— START Entries supplied —

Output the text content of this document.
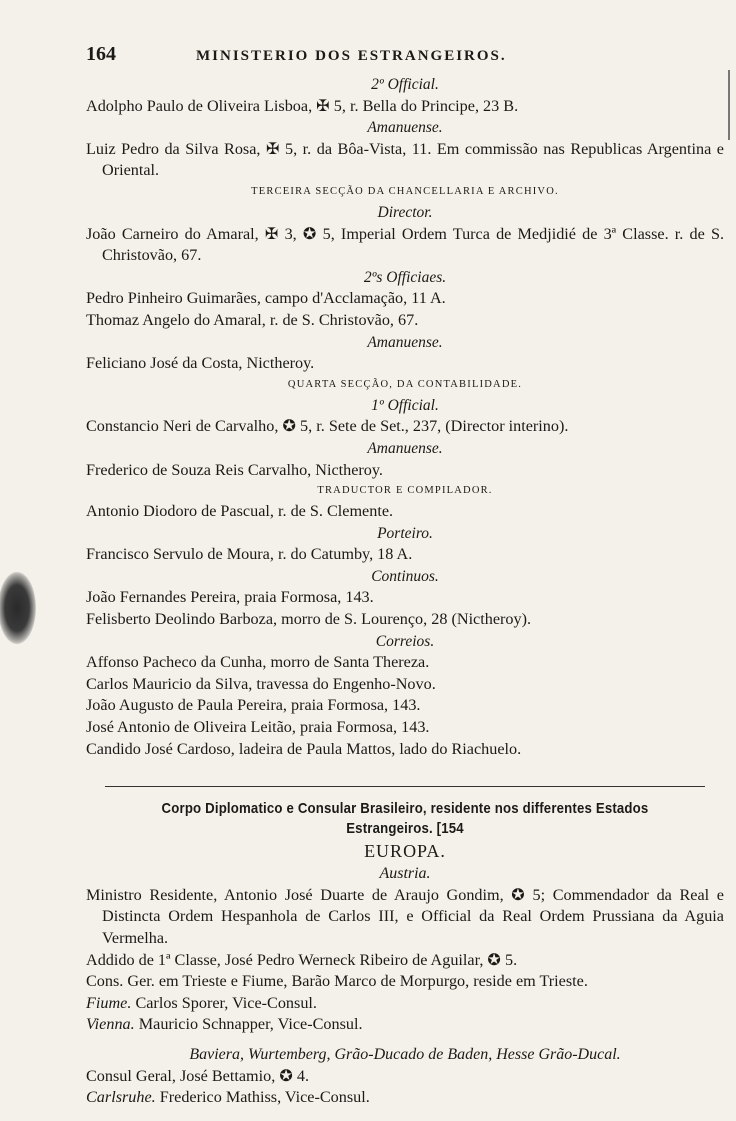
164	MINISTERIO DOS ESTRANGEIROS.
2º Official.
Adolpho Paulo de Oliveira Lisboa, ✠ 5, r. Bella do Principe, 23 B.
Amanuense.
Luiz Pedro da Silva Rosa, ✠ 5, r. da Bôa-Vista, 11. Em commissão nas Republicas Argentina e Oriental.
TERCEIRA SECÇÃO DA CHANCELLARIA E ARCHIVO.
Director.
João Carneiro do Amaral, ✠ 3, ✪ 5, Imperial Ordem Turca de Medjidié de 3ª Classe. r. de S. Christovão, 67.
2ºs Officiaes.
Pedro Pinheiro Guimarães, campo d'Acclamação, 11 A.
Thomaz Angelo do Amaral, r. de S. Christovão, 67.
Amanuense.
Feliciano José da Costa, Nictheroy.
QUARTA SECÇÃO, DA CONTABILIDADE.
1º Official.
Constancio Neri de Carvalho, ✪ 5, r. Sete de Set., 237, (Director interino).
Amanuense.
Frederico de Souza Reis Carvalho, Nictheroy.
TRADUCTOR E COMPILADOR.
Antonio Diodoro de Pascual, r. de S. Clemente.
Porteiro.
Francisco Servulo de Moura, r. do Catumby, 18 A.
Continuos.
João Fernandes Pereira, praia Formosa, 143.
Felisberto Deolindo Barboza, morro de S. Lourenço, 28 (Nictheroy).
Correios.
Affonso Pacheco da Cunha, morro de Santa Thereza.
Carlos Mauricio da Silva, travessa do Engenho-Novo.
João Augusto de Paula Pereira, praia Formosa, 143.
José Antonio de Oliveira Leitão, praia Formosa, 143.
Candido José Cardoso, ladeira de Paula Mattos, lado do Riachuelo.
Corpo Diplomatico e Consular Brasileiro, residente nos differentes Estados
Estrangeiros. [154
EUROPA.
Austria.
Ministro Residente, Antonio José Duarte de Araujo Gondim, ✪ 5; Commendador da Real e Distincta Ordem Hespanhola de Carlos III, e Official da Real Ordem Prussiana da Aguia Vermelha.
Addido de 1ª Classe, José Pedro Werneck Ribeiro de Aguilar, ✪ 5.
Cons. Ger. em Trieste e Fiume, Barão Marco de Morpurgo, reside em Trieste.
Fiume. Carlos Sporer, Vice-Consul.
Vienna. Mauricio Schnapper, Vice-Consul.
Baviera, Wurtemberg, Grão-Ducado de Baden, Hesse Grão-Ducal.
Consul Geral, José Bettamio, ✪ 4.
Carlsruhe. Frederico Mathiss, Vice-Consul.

— END Entries supplied —
— START Entries supplied —

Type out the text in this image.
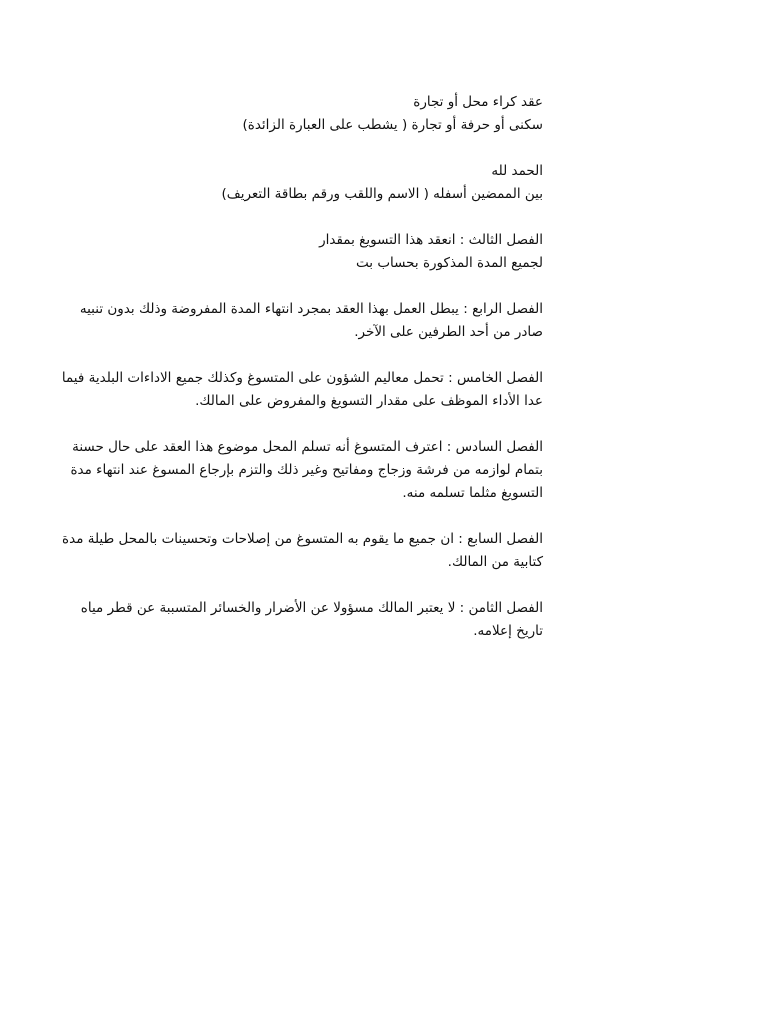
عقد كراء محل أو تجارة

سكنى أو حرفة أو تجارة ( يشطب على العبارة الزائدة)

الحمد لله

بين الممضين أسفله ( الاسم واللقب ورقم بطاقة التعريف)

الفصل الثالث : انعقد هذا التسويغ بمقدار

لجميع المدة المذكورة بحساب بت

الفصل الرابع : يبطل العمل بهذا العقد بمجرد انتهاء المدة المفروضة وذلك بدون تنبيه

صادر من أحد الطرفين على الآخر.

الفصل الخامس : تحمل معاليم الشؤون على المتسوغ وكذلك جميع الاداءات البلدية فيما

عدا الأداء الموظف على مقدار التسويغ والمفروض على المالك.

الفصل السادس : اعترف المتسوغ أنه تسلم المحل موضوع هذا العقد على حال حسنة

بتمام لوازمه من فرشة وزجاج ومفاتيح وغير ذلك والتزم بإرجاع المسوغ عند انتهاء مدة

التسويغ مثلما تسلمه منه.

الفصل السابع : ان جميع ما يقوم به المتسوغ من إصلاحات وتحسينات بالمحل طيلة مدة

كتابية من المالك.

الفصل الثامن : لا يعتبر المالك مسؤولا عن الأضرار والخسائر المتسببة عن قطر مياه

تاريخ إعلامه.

— END Entries supplied —
— START Entries supplied —

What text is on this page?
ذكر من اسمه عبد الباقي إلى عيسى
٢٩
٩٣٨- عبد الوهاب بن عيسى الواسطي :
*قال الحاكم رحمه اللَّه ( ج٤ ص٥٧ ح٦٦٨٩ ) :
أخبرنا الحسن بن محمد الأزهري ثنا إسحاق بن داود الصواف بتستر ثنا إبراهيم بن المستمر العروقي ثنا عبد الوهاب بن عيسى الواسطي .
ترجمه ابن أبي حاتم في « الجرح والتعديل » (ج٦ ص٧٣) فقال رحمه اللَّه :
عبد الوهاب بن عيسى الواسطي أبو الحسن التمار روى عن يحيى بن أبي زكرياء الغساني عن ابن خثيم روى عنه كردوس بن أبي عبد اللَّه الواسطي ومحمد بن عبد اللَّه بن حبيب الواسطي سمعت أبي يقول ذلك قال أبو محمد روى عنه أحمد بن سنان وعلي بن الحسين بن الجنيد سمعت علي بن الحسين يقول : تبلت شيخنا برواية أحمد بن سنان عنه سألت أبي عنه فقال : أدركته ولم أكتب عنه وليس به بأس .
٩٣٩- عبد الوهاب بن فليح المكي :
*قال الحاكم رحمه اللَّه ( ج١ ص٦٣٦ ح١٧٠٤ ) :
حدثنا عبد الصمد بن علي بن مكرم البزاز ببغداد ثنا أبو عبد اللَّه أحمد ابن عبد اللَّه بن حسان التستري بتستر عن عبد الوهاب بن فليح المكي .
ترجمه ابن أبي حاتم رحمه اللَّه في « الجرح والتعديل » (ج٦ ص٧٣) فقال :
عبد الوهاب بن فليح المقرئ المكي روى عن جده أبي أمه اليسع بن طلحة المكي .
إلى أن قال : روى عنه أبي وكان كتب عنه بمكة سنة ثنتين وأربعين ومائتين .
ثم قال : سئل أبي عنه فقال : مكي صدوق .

— END Entries supplied —

__Challenge__. In the entries above, count each line holding "Christovão" and report the total and nothing more.

__Task response__. 2